=== The data ===

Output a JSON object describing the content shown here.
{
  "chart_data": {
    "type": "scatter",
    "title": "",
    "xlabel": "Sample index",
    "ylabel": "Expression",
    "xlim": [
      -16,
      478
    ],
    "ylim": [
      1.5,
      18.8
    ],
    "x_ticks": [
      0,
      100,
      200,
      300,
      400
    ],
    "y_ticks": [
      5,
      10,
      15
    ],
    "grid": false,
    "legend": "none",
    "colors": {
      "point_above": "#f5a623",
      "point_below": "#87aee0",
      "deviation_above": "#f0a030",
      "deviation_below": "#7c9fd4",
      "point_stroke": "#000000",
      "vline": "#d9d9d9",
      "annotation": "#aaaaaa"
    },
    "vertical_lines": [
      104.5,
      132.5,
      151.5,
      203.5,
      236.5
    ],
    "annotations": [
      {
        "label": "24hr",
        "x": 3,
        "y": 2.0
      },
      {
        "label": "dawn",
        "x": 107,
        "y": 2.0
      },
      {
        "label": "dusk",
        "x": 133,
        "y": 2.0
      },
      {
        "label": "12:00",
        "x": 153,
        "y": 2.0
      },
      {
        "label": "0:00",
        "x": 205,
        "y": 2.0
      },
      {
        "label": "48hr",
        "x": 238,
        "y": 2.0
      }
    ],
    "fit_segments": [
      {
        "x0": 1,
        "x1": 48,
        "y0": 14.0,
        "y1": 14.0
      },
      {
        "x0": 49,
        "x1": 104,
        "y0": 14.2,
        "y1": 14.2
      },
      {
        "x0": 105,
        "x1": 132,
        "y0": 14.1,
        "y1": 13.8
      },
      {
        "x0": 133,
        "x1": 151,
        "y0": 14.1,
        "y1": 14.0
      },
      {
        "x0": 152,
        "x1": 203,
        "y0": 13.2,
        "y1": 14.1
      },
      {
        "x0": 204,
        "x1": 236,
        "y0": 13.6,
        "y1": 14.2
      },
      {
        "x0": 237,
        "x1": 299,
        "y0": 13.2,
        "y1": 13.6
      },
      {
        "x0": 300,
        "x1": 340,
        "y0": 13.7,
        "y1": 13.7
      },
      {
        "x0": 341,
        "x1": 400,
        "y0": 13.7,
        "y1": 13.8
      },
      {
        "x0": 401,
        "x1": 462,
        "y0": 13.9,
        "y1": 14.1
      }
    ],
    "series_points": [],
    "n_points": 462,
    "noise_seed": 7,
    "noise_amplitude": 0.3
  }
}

===
=== The data ===

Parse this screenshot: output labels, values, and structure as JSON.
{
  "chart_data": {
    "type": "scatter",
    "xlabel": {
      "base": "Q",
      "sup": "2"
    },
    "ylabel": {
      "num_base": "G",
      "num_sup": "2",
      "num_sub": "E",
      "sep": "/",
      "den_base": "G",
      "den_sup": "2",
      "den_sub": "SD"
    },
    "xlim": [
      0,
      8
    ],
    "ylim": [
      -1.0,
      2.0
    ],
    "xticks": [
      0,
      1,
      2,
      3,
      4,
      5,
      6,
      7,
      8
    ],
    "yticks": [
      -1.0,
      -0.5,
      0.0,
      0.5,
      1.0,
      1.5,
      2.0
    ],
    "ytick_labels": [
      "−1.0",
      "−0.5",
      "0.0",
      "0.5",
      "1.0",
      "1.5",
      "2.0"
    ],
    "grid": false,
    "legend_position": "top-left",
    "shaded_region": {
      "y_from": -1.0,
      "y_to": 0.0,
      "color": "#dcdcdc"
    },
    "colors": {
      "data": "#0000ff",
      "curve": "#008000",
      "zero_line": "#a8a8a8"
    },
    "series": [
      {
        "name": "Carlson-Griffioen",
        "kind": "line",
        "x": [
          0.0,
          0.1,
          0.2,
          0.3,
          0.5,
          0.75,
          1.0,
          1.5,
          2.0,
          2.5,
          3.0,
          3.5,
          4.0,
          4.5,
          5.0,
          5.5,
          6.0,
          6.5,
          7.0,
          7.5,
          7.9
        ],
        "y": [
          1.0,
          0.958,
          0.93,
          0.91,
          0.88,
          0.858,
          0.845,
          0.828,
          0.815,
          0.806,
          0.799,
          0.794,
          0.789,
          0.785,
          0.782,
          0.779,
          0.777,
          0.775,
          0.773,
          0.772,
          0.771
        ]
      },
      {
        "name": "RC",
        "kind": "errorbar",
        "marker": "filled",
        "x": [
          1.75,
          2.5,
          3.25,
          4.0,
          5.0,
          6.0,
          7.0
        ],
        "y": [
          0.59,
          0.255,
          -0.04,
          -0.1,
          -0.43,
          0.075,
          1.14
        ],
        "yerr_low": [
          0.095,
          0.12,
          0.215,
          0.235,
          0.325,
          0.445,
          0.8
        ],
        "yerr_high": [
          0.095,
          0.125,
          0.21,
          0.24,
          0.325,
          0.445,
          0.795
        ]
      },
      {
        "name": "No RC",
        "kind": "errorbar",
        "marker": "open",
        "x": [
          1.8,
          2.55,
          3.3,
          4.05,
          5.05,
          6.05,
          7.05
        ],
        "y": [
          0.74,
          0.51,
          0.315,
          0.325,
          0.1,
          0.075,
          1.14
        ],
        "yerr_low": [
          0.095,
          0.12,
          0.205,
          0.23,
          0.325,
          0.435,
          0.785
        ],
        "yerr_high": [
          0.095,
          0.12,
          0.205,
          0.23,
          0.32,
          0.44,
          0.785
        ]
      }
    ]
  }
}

===

Stated task
In the records above, how many lines contain the string "name"? State that number only.

Answer for this exercise
3